_Instructions for the task_
Find the word "Politik" in the records below. List each line containing it.

Dataset items
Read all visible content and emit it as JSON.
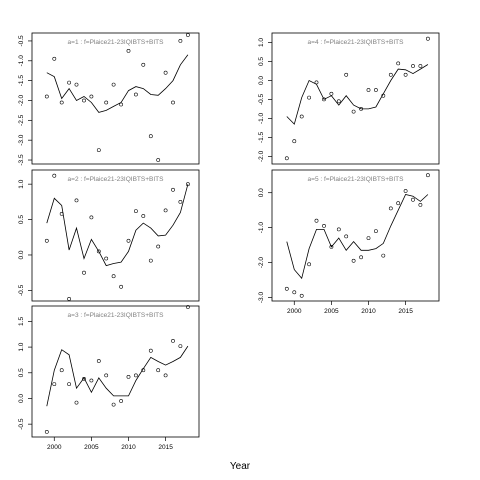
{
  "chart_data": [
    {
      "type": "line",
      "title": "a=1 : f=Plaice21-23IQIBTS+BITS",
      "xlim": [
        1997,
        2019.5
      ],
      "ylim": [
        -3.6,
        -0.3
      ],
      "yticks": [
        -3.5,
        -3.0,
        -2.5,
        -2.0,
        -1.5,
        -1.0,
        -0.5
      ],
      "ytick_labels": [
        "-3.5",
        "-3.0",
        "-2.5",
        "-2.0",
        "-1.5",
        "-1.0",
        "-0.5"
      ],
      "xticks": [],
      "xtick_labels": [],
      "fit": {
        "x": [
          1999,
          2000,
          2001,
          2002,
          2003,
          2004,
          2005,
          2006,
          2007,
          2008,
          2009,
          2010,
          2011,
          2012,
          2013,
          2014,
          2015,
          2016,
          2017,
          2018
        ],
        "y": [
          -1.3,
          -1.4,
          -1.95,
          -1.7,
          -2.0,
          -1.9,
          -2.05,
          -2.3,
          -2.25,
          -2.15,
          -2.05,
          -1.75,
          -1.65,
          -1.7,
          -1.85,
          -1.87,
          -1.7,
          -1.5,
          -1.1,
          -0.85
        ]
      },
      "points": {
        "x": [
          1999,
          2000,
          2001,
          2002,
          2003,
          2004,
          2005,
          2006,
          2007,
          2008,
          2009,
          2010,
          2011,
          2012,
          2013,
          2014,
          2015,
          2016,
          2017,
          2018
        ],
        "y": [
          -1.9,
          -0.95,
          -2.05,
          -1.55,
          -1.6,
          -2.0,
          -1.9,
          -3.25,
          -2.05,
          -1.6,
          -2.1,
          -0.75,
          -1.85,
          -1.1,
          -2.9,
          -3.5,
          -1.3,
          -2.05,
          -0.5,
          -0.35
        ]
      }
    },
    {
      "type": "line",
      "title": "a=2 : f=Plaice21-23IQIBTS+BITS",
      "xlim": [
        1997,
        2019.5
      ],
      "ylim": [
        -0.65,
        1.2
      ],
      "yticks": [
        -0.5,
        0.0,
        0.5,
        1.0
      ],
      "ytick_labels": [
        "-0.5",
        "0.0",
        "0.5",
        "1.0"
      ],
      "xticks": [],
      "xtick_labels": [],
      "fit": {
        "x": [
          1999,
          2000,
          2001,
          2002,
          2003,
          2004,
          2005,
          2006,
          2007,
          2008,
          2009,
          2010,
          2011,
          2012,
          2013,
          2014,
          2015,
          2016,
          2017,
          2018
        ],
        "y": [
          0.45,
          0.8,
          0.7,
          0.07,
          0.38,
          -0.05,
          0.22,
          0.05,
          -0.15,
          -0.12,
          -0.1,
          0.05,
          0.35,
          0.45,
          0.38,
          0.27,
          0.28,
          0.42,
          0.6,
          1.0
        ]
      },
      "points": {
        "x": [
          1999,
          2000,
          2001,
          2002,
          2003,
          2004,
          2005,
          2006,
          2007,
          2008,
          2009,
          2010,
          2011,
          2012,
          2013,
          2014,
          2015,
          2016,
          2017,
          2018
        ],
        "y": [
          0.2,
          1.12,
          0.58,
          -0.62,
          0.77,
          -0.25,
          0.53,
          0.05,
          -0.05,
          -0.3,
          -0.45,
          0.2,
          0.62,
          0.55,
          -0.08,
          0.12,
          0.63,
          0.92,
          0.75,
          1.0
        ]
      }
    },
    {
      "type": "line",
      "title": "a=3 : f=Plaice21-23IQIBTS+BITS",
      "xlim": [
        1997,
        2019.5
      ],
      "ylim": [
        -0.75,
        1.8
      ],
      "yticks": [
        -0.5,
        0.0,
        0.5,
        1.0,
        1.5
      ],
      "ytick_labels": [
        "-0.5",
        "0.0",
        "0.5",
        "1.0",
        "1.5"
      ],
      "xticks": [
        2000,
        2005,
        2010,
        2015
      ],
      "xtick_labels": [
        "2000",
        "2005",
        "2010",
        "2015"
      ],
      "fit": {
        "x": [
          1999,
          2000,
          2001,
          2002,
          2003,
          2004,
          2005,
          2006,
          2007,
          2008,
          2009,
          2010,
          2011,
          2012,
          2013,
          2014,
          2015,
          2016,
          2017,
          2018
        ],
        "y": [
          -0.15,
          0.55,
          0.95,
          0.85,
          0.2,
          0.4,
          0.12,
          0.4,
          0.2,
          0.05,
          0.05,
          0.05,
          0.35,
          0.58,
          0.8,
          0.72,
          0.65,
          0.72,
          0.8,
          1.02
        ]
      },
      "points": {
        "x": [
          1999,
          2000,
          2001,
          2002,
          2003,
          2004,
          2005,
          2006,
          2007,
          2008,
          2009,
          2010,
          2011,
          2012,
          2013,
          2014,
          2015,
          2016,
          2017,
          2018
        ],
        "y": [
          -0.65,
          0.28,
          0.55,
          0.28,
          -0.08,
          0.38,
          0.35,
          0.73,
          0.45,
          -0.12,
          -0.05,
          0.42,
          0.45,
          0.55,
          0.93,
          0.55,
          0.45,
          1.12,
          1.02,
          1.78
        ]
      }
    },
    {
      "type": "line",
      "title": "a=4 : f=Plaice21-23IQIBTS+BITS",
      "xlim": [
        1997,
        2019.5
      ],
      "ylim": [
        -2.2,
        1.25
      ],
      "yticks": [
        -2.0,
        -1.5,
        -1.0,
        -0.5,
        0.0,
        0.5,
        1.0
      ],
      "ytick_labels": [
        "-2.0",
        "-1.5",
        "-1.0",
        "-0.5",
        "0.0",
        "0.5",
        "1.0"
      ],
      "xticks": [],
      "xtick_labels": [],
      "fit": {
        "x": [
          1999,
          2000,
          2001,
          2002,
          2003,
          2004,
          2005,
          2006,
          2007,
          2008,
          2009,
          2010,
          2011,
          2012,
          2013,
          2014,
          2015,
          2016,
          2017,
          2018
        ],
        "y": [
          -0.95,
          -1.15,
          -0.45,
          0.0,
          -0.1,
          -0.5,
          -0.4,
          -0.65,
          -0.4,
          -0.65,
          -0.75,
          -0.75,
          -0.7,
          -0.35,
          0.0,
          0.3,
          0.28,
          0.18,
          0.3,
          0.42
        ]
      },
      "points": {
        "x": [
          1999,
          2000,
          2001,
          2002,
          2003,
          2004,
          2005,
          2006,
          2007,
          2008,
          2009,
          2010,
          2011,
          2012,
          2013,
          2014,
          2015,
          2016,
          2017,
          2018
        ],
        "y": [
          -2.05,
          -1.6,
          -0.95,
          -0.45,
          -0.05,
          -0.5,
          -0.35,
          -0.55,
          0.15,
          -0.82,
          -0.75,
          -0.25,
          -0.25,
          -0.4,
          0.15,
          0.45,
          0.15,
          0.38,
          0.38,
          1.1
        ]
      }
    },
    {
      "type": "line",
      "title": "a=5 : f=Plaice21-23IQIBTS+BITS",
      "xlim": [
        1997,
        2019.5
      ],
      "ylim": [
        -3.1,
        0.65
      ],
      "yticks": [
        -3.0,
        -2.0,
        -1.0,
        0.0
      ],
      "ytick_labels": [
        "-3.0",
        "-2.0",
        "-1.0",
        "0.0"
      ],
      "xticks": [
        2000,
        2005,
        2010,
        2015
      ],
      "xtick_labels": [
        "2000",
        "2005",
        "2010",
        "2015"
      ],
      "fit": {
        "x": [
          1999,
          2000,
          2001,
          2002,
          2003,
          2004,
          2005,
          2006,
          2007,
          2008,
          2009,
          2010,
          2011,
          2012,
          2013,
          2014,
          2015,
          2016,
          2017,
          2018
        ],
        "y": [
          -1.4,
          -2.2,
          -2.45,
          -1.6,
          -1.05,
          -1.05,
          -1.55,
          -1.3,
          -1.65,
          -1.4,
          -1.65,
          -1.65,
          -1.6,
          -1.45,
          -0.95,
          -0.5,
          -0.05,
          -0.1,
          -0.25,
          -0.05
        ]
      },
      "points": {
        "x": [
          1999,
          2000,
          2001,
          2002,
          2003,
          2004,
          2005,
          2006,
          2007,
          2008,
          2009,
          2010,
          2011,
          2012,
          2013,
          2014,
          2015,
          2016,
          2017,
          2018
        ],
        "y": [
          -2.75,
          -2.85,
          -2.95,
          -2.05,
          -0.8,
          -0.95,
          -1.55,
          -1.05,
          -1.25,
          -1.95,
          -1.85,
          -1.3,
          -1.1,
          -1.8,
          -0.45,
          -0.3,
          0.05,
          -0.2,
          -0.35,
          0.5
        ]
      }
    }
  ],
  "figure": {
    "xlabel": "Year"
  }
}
==
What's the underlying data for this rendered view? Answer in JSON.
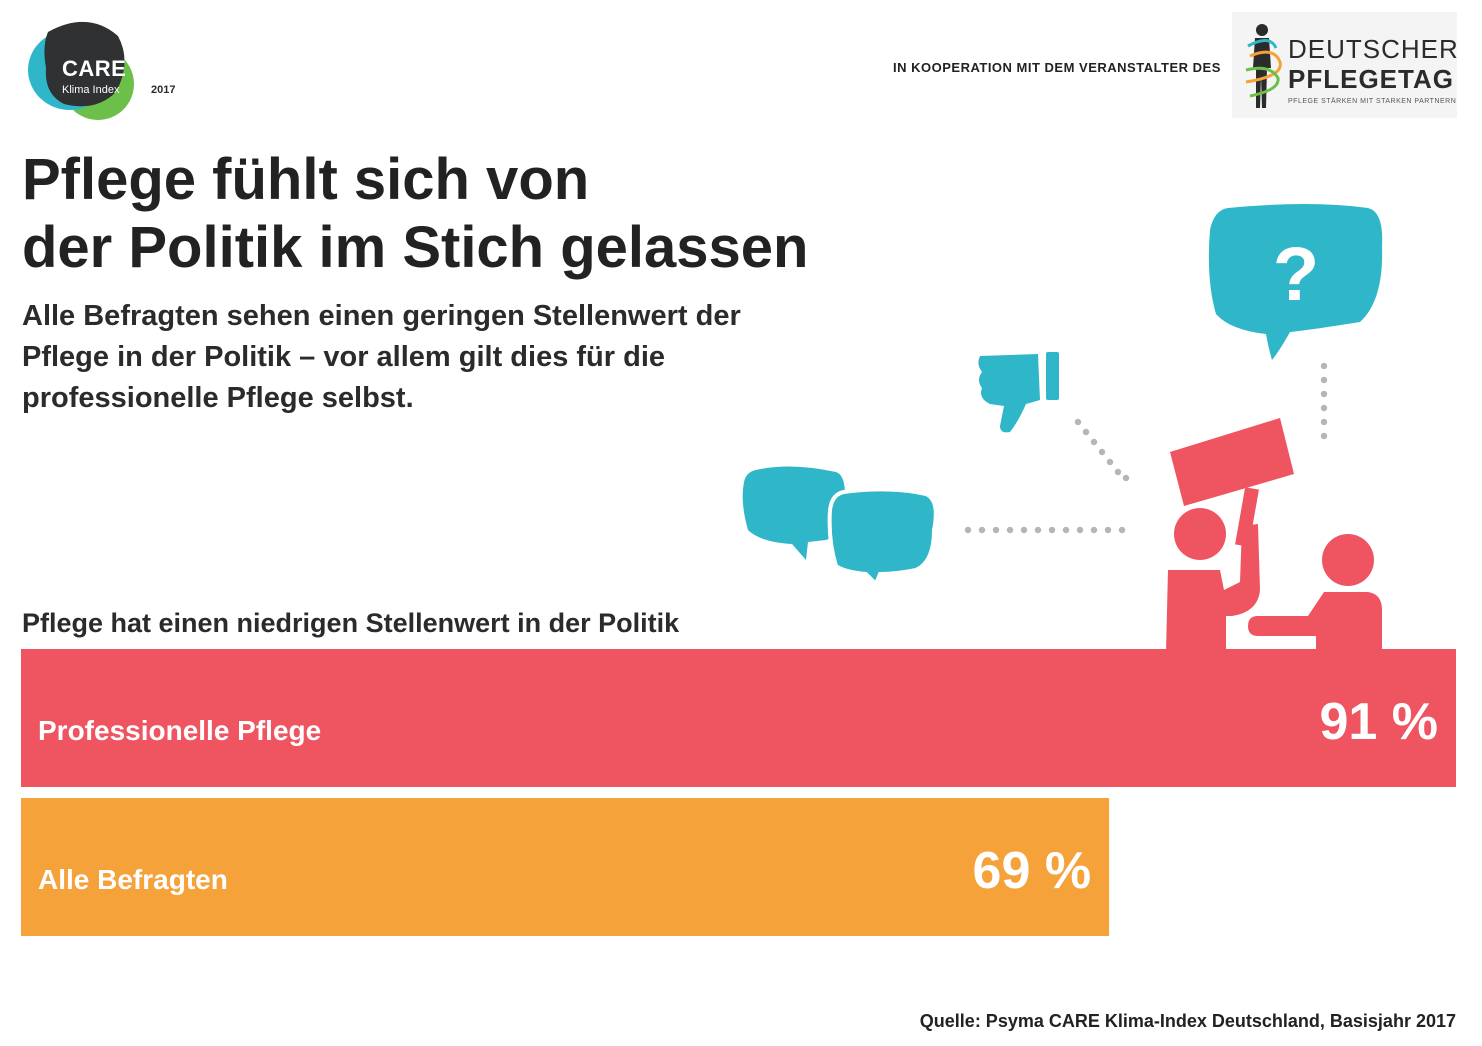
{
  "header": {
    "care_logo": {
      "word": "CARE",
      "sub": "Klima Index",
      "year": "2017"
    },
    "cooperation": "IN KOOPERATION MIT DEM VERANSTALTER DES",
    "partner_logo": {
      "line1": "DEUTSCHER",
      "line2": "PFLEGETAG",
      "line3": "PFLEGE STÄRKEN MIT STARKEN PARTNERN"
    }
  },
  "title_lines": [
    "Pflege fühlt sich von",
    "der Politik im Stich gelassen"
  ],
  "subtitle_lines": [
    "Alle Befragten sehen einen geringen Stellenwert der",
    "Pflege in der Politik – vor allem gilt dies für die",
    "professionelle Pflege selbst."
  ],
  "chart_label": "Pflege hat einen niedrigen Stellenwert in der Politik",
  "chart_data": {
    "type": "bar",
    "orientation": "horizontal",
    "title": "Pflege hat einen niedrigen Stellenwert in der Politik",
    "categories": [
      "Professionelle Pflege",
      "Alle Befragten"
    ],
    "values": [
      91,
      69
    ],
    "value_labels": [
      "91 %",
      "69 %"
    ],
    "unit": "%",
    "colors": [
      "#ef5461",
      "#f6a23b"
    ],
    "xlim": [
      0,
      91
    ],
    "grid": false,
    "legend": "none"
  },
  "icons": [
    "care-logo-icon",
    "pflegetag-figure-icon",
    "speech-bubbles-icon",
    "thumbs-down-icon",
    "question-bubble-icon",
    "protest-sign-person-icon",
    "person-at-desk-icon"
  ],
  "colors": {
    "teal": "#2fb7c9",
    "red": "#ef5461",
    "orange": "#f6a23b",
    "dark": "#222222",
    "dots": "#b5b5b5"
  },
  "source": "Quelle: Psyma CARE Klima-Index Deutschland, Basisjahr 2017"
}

_Solution_
    "der Politik im Stich gelassen"
    "Pflege in der Politik – vor allem gilt dies für die",
  "chart_label": "Pflege hat einen niedrigen Stellenwert in der Politik",
    "title": "Pflege hat einen niedrigen Stellenwert in der Politik",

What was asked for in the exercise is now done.